━━━ Фрагмент документа

Также мы не останавливаемся на интересном фундаментально-онтологическом понимании времени: время не есть нечто добавочное к Бытию, оно, напротив, как бы «вложено в него». Некоторые интерпретаторы Хайдеггера утверждают, что для него человек, не обращенный к фундаментально-онтологической проблематике не попадает в историю Бытия (sein Gesicht), носящую судьбоносный характер. В этом смысле, такой человек (коих, разумеется, большинство; это большинство является своего рода обслугой философов и поэтов, но даже если оно хорошо поработает, оно все равно преходяще и сотрется из памяти Бытия) уже в прошлом, даже если он еще не родился. То, что стало прошедшим — никогда не было бывшим. А то, что было — то есть . Если очистить эти тезисы от очевидно гностически-черного налета, можно порассуждать на тему

  • Единства живых и мертвых. Те, кто умер, особенно героически пожертвовав своею жизнью — не прошедшие, а бывшие. Они сбылись.
  • Те люди, кто грядут — уже есть. Они будут. Большинство людей современного потребительского общества вообще забыли, что есть какое-то будущее, какие-то будущие поколения, ради которых нужно в чем-то себя ограничивать. Нет, после нас — хоть потоп. Такая близорукость не может не привести к глобальной катастрофе.

Хайдеггер интерпретирует историю западноевропейской философии, как поступательный процесс дезонтологизации, забвения вопроса о Бытии , опускания Солнца (вечерняя философия).

Досократическую философию он называет Великим Началом, в рамках которого греческие натурфилософы еще не утеряли живой контакт с вещами, искали архе , некую первопричину фюсиса, или более или менее абстрактные первоэлементы, из которого взялось Сущее (вода, воздух, апейрон, числа Пифагорейцев и т.д.).

Однако, со времен Платона (а, может, и с Парменида: « Бытие есть, а Небытия нет «) начался закат (к нему, впрочем, Хайдеггер не относится свысока).

Платон в диалоге «Государство» излагает в форме легенды о пещере свою теорию идей, которые-то и есть подлинное Бытие. Но идеи в мире эйдосов есть ничто иное, как гипостазированные вполне земные пред-ставления, репрезентации. Далее все было предопределено. Человек утерял «живой контакт» с вещами и стал, наоборот, бешено производить их в соответствии со своими пред-ставлениями. Впрочем, философия техники, которой увлекался поздний, «повернутый» Хайдеггер, говорит, что техника есть нечто неотъемлемое от сущности человека: это есть способ внегенетической передачи культурной информации, такого способа нет у животных. Об это есть замечательный философский фильм «Истр».

━━━━━━

Что сделать
A) Перечислите первоэлементы, которые текст о Хайдеггере называет в скобках как то, из чего взялось Сущее.
B) Перепишите слово в слово отрывок текста о Хайдеггере от «Хайдеггер интерпретирует историю» до «Пифагорейцев и т.д.).».
Опирайтесь только на текст о Хайдеггере.

━━━ Исходные данные

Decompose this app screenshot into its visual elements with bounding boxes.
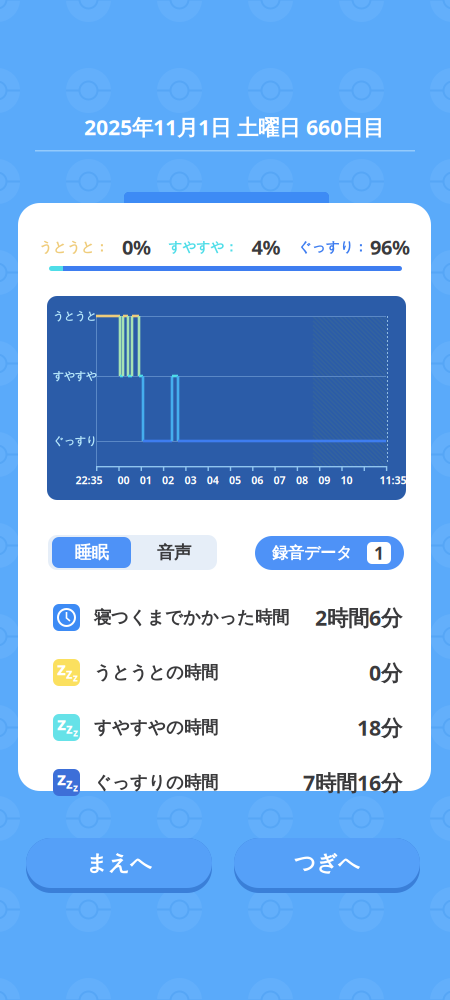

━━━━━━

Ответы по заданиям
A) Вода, воздух, апейрон, числа Пифагорейцев.

B)
Хайдеггер интерпретирует историю западноевропейской философии, как поступательный процесс дезонтологизации, забвения вопроса о Бытии , опускания Солнца (вечерняя философия).

Досократическую философию он называет Великим Началом, в рамках которого греческие натурфилософы еще не утеряли живой контакт с вещами, искали архе , некую первопричину фюсиса, или более или менее абстрактные первоэлементы, из которого взялось Сущее (вода, воздух, апейрон, числа Пифагорейцев и т.д.).